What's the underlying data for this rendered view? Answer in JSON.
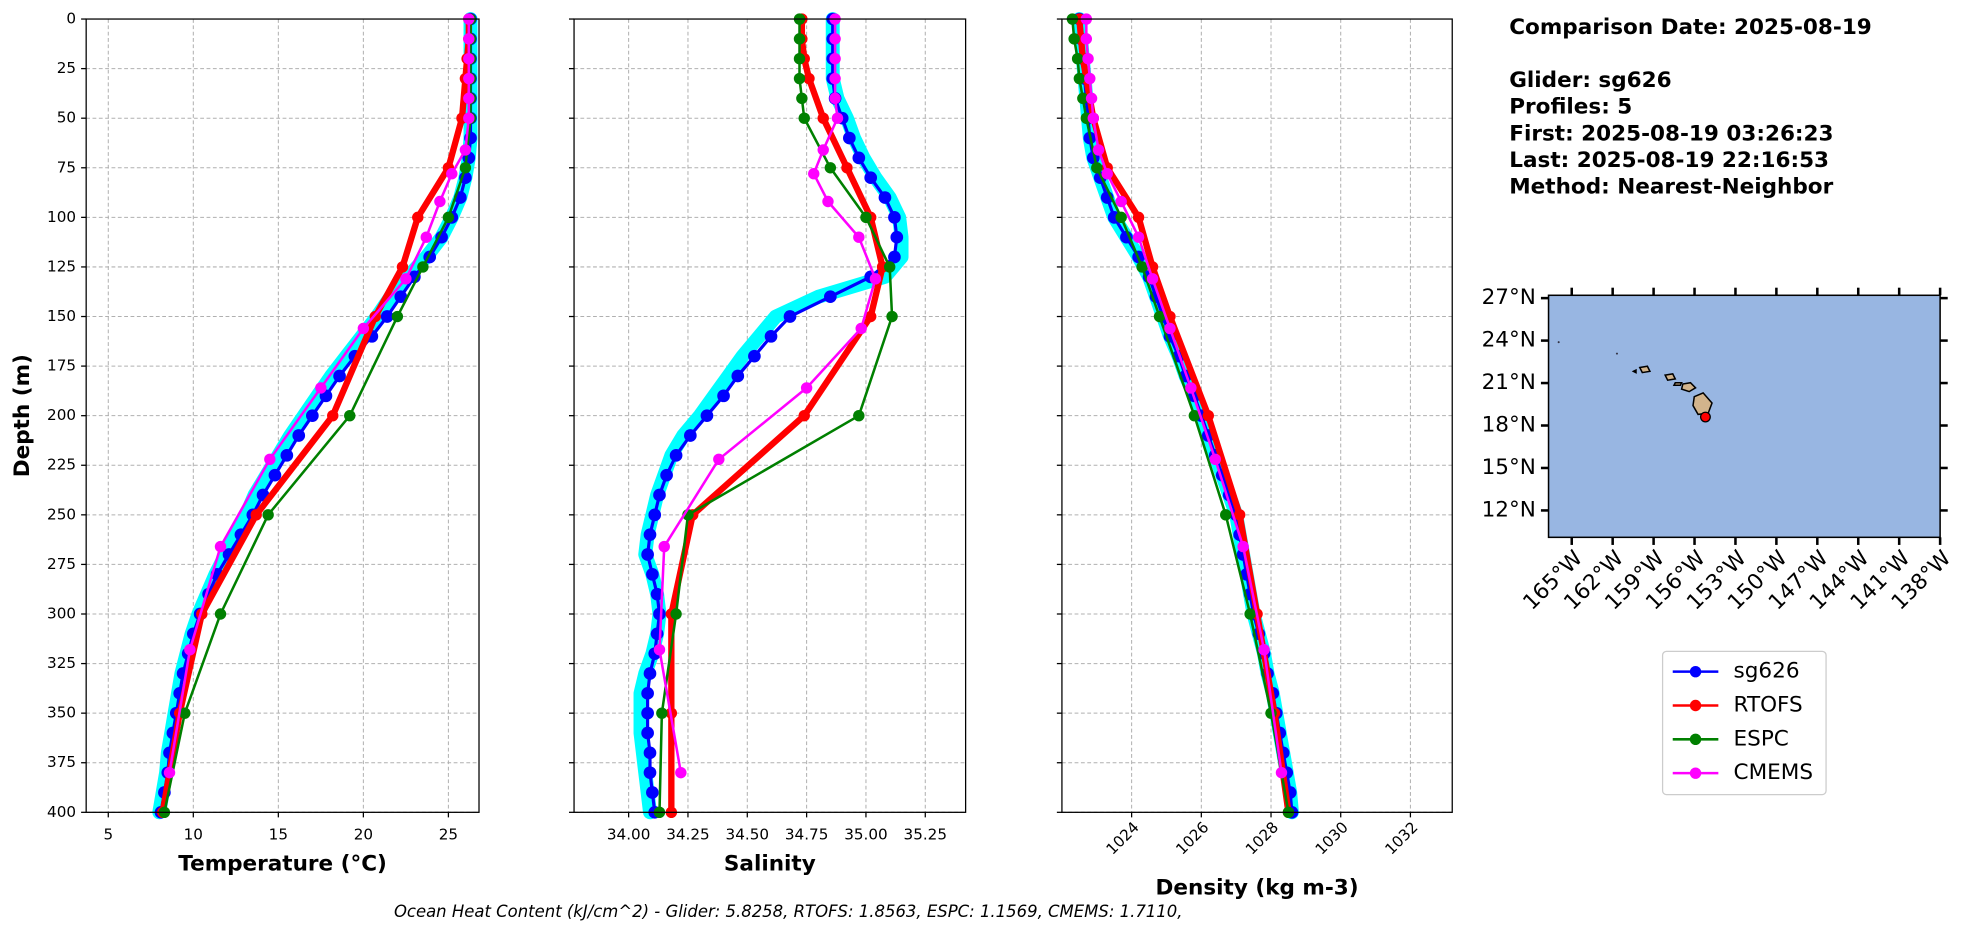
{
  "chart_data": [
    {
      "type": "line",
      "xlabel": "Temperature (°C)",
      "ylabel": "Depth (m)",
      "xlim": [
        3.7,
        26.8
      ],
      "xticks": [
        5,
        10,
        15,
        20,
        25
      ],
      "ylim": [
        0,
        400
      ],
      "y_inverted": true,
      "yticks": [
        0,
        25,
        50,
        75,
        100,
        125,
        150,
        175,
        200,
        225,
        250,
        275,
        300,
        325,
        350,
        375,
        400
      ],
      "grid": true,
      "series": [
        {
          "color": "#00ffff",
          "width": 11,
          "depth": [
            0,
            10,
            20,
            30,
            40,
            50,
            60,
            70,
            80,
            90,
            100,
            110,
            120,
            130,
            140,
            150,
            160,
            170,
            180,
            190,
            200,
            210,
            220,
            230,
            240,
            250,
            260,
            270,
            280,
            290,
            300,
            310,
            320,
            330,
            340,
            350,
            360,
            370,
            380,
            390,
            400
          ],
          "values": [
            26.3,
            26.3,
            26.3,
            26.3,
            26.3,
            26.3,
            26.3,
            26.2,
            26.0,
            25.7,
            25.2,
            24.6,
            23.7,
            22.6,
            21.6,
            20.8,
            19.9,
            19.0,
            18.1,
            17.3,
            16.5,
            15.7,
            15.0,
            14.3,
            13.6,
            13.1,
            12.5,
            11.9,
            11.3,
            10.8,
            10.3,
            9.9,
            9.6,
            9.3,
            9.1,
            8.9,
            8.7,
            8.5,
            8.4,
            8.2,
            8.0
          ]
        },
        {
          "name": "sg626",
          "color": "#0000ff",
          "width": 2.5,
          "marker": 5,
          "depth": [
            0,
            10,
            20,
            30,
            40,
            50,
            60,
            70,
            80,
            90,
            100,
            110,
            120,
            130,
            140,
            150,
            160,
            170,
            180,
            190,
            200,
            210,
            220,
            230,
            240,
            250,
            260,
            270,
            280,
            290,
            300,
            310,
            320,
            330,
            340,
            350,
            360,
            370,
            380,
            390,
            400
          ],
          "values": [
            26.3,
            26.3,
            26.3,
            26.3,
            26.3,
            26.3,
            26.3,
            26.2,
            26.0,
            25.7,
            25.2,
            24.6,
            23.9,
            23.0,
            22.2,
            21.4,
            20.5,
            19.5,
            18.6,
            17.8,
            17.0,
            16.2,
            15.5,
            14.8,
            14.1,
            13.5,
            12.8,
            12.1,
            11.4,
            10.9,
            10.4,
            10.0,
            9.7,
            9.4,
            9.2,
            9.0,
            8.8,
            8.6,
            8.5,
            8.3,
            8.1
          ]
        },
        {
          "name": "RTOFS",
          "color": "#ff0000",
          "width": 5,
          "marker": 4.5,
          "depth": [
            0,
            10,
            20,
            30,
            50,
            75,
            100,
            125,
            150,
            200,
            250,
            300,
            350,
            400
          ],
          "values": [
            26.2,
            26.2,
            26.1,
            26.0,
            25.8,
            25.0,
            23.2,
            22.3,
            20.7,
            18.2,
            13.7,
            10.5,
            9.2,
            8.2
          ]
        },
        {
          "name": "ESPC",
          "color": "#008000",
          "width": 2,
          "marker": 4.5,
          "depth": [
            0,
            10,
            20,
            30,
            40,
            50,
            75,
            100,
            125,
            150,
            200,
            250,
            300,
            350,
            400
          ],
          "values": [
            26.3,
            26.3,
            26.3,
            26.3,
            26.3,
            26.3,
            26.0,
            25.0,
            23.5,
            22.0,
            19.2,
            14.4,
            11.6,
            9.5,
            8.3
          ]
        },
        {
          "name": "CMEMS",
          "color": "#ff00ff",
          "width": 2,
          "marker": 4.5,
          "depth": [
            0,
            10,
            20,
            30,
            40,
            50,
            66,
            78,
            92,
            110,
            131,
            156,
            186,
            222,
            266,
            318,
            380
          ],
          "values": [
            26.2,
            26.2,
            26.2,
            26.2,
            26.2,
            26.2,
            26.0,
            25.2,
            24.5,
            23.7,
            22.5,
            20.0,
            17.5,
            14.5,
            11.6,
            9.8,
            8.6
          ]
        }
      ]
    },
    {
      "type": "line",
      "xlabel": "Salinity",
      "xlim": [
        33.77,
        35.42
      ],
      "xticks": [
        {
          "value": 34,
          "label": "34.00"
        },
        34.25,
        {
          "value": 34.5,
          "label": "34.50"
        },
        34.75,
        {
          "value": 35,
          "label": "35.00"
        },
        35.25
      ],
      "ylim": [
        0,
        400
      ],
      "y_inverted": true,
      "grid": true,
      "series": [
        {
          "color": "#00ffff",
          "width": 11,
          "depth": [
            0,
            10,
            20,
            30,
            40,
            50,
            60,
            70,
            80,
            90,
            100,
            110,
            120,
            130,
            140,
            150,
            160,
            170,
            180,
            190,
            200,
            210,
            220,
            230,
            240,
            250,
            260,
            270,
            280,
            290,
            300,
            310,
            320,
            330,
            340,
            350,
            360,
            370,
            380,
            390,
            400
          ],
          "values": [
            34.86,
            34.86,
            34.86,
            34.86,
            34.88,
            34.92,
            34.95,
            34.99,
            35.04,
            35.1,
            35.14,
            35.15,
            35.15,
            35.08,
            34.8,
            34.62,
            34.55,
            34.48,
            34.42,
            34.36,
            34.3,
            34.23,
            34.18,
            34.15,
            34.12,
            34.1,
            34.08,
            34.07,
            34.1,
            34.12,
            34.13,
            34.12,
            34.1,
            34.07,
            34.05,
            34.05,
            34.05,
            34.06,
            34.07,
            34.08,
            34.09
          ]
        },
        {
          "name": "sg626",
          "color": "#0000ff",
          "width": 2.5,
          "marker": 5,
          "depth": [
            0,
            10,
            20,
            30,
            40,
            50,
            60,
            70,
            80,
            90,
            100,
            110,
            120,
            130,
            140,
            150,
            160,
            170,
            180,
            190,
            200,
            210,
            220,
            230,
            240,
            250,
            260,
            270,
            280,
            290,
            300,
            310,
            320,
            330,
            340,
            350,
            360,
            370,
            380,
            390,
            400
          ],
          "values": [
            34.86,
            34.86,
            34.86,
            34.86,
            34.87,
            34.9,
            34.93,
            34.97,
            35.02,
            35.08,
            35.12,
            35.13,
            35.12,
            35.02,
            34.85,
            34.68,
            34.6,
            34.53,
            34.46,
            34.4,
            34.33,
            34.26,
            34.2,
            34.16,
            34.13,
            34.11,
            34.09,
            34.08,
            34.1,
            34.12,
            34.13,
            34.12,
            34.11,
            34.09,
            34.08,
            34.08,
            34.08,
            34.09,
            34.09,
            34.1,
            34.11
          ]
        },
        {
          "name": "RTOFS",
          "color": "#ff0000",
          "width": 5,
          "marker": 4.5,
          "depth": [
            0,
            10,
            20,
            30,
            50,
            75,
            100,
            125,
            150,
            200,
            250,
            300,
            350,
            400
          ],
          "values": [
            34.73,
            34.73,
            34.74,
            34.76,
            34.82,
            34.92,
            35.02,
            35.07,
            35.02,
            34.74,
            34.27,
            34.18,
            34.18,
            34.18
          ]
        },
        {
          "name": "ESPC",
          "color": "#008000",
          "width": 2,
          "marker": 4.5,
          "depth": [
            0,
            10,
            20,
            30,
            40,
            50,
            75,
            100,
            125,
            150,
            200,
            250,
            300,
            350,
            400
          ],
          "values": [
            34.72,
            34.72,
            34.72,
            34.72,
            34.73,
            34.74,
            34.85,
            35.0,
            35.1,
            35.11,
            34.97,
            34.25,
            34.2,
            34.14,
            34.13
          ]
        },
        {
          "name": "CMEMS",
          "color": "#ff00ff",
          "width": 2,
          "marker": 4.5,
          "depth": [
            0,
            10,
            20,
            30,
            40,
            50,
            66,
            78,
            92,
            110,
            131,
            156,
            186,
            222,
            266,
            318,
            380
          ],
          "values": [
            34.87,
            34.87,
            34.87,
            34.87,
            34.87,
            34.88,
            34.82,
            34.78,
            34.84,
            34.97,
            35.04,
            34.98,
            34.75,
            34.38,
            34.15,
            34.13,
            34.22
          ]
        }
      ]
    },
    {
      "type": "line",
      "xlabel": "Density (kg m-3)",
      "xlim": [
        1022,
        1033.2
      ],
      "xticks": [
        1024,
        1026,
        1028,
        1030,
        1032
      ],
      "ylim": [
        0,
        400
      ],
      "y_inverted": true,
      "grid": true,
      "series": [
        {
          "color": "#00ffff",
          "width": 11,
          "depth": [
            0,
            10,
            20,
            30,
            40,
            50,
            60,
            70,
            80,
            90,
            100,
            110,
            120,
            130,
            140,
            150,
            160,
            170,
            180,
            190,
            200,
            210,
            220,
            230,
            240,
            250,
            260,
            270,
            280,
            290,
            300,
            310,
            320,
            330,
            340,
            350,
            360,
            370,
            380,
            390,
            400
          ],
          "values": [
            1022.5,
            1022.55,
            1022.6,
            1022.65,
            1022.7,
            1022.75,
            1022.8,
            1022.9,
            1023.1,
            1023.3,
            1023.5,
            1023.85,
            1024.2,
            1024.5,
            1024.7,
            1024.9,
            1025.1,
            1025.35,
            1025.55,
            1025.8,
            1026.0,
            1026.2,
            1026.4,
            1026.6,
            1026.8,
            1027.0,
            1027.1,
            1027.2,
            1027.3,
            1027.4,
            1027.5,
            1027.65,
            1027.8,
            1027.9,
            1028.05,
            1028.15,
            1028.25,
            1028.35,
            1028.45,
            1028.55,
            1028.6
          ]
        },
        {
          "name": "sg626",
          "color": "#0000ff",
          "width": 2.5,
          "marker": 5,
          "depth": [
            0,
            10,
            20,
            30,
            40,
            50,
            60,
            70,
            80,
            90,
            100,
            110,
            120,
            130,
            140,
            150,
            160,
            170,
            180,
            190,
            200,
            210,
            220,
            230,
            240,
            250,
            260,
            270,
            280,
            290,
            300,
            310,
            320,
            330,
            340,
            350,
            360,
            370,
            380,
            390,
            400
          ],
          "values": [
            1022.5,
            1022.55,
            1022.6,
            1022.65,
            1022.7,
            1022.75,
            1022.8,
            1022.9,
            1023.1,
            1023.3,
            1023.5,
            1023.85,
            1024.2,
            1024.5,
            1024.7,
            1024.9,
            1025.1,
            1025.35,
            1025.55,
            1025.8,
            1026.0,
            1026.2,
            1026.4,
            1026.6,
            1026.8,
            1027.0,
            1027.1,
            1027.2,
            1027.3,
            1027.4,
            1027.5,
            1027.65,
            1027.8,
            1027.9,
            1028.05,
            1028.15,
            1028.25,
            1028.35,
            1028.45,
            1028.55,
            1028.6
          ]
        },
        {
          "name": "RTOFS",
          "color": "#ff0000",
          "width": 5,
          "marker": 4.5,
          "depth": [
            0,
            10,
            20,
            30,
            50,
            75,
            100,
            125,
            150,
            200,
            250,
            300,
            350,
            400
          ],
          "values": [
            1022.5,
            1022.55,
            1022.6,
            1022.7,
            1022.9,
            1023.3,
            1024.2,
            1024.6,
            1025.1,
            1026.2,
            1027.1,
            1027.6,
            1028.1,
            1028.5
          ]
        },
        {
          "name": "ESPC",
          "color": "#008000",
          "width": 2,
          "marker": 4.5,
          "depth": [
            0,
            10,
            20,
            30,
            40,
            50,
            75,
            100,
            125,
            150,
            200,
            250,
            300,
            350,
            400
          ],
          "values": [
            1022.3,
            1022.35,
            1022.45,
            1022.5,
            1022.6,
            1022.7,
            1023.0,
            1023.7,
            1024.3,
            1024.8,
            1025.8,
            1026.7,
            1027.4,
            1028.0,
            1028.5
          ]
        },
        {
          "name": "CMEMS",
          "color": "#ff00ff",
          "width": 2,
          "marker": 4.5,
          "depth": [
            0,
            10,
            20,
            30,
            40,
            50,
            66,
            78,
            92,
            110,
            131,
            156,
            186,
            222,
            266,
            318,
            380
          ],
          "values": [
            1022.7,
            1022.7,
            1022.75,
            1022.8,
            1022.85,
            1022.9,
            1023.05,
            1023.3,
            1023.7,
            1024.2,
            1024.6,
            1025.1,
            1025.7,
            1026.4,
            1027.2,
            1027.8,
            1028.3
          ]
        }
      ]
    },
    {
      "type": "map",
      "xlim": [
        -166.7,
        -138
      ],
      "ylim": [
        10.1,
        27.2
      ],
      "xticks": [
        {
          "value": -165,
          "label": "165°W"
        },
        {
          "value": -162,
          "label": "162°W"
        },
        {
          "value": -159,
          "label": "159°W"
        },
        {
          "value": -156,
          "label": "156°W"
        },
        {
          "value": -153,
          "label": "153°W"
        },
        {
          "value": -150,
          "label": "150°W"
        },
        {
          "value": -147,
          "label": "147°W"
        },
        {
          "value": -144,
          "label": "144°W"
        },
        {
          "value": -141,
          "label": "141°W"
        },
        {
          "value": -138,
          "label": "138°W"
        }
      ],
      "yticks": [
        {
          "value": 12,
          "label": "12°N"
        },
        {
          "value": 15,
          "label": "15°N"
        },
        {
          "value": 18,
          "label": "18°N"
        },
        {
          "value": 21,
          "label": "21°N"
        },
        {
          "value": 24,
          "label": "24°N"
        },
        {
          "value": 27,
          "label": "27°N"
        }
      ],
      "ocean_color": "#98b6e2",
      "land_color": "#d2b48c",
      "point_color": "#ff0000",
      "lon": -155.2,
      "lat": 18.6
    }
  ],
  "info": [
    "Comparison Date: 2025-08-19",
    "Glider: sg626",
    "Profiles: 5",
    "First: 2025-08-19 03:26:23",
    "Last: 2025-08-19 22:16:53",
    "Method: Nearest-Neighbor"
  ],
  "footnote": "Ocean Heat Content (kJ/cm^2) - Glider: 5.8258,  RTOFS: 1.8563,  ESPC: 1.1569,  CMEMS: 1.7110,"
}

——————

■ **PROBLEM REQUIREMENTS**: Determine how many lines of the entries above carry the string "xlabel", and give that number alone.

■ **THE OUTPUT**: 3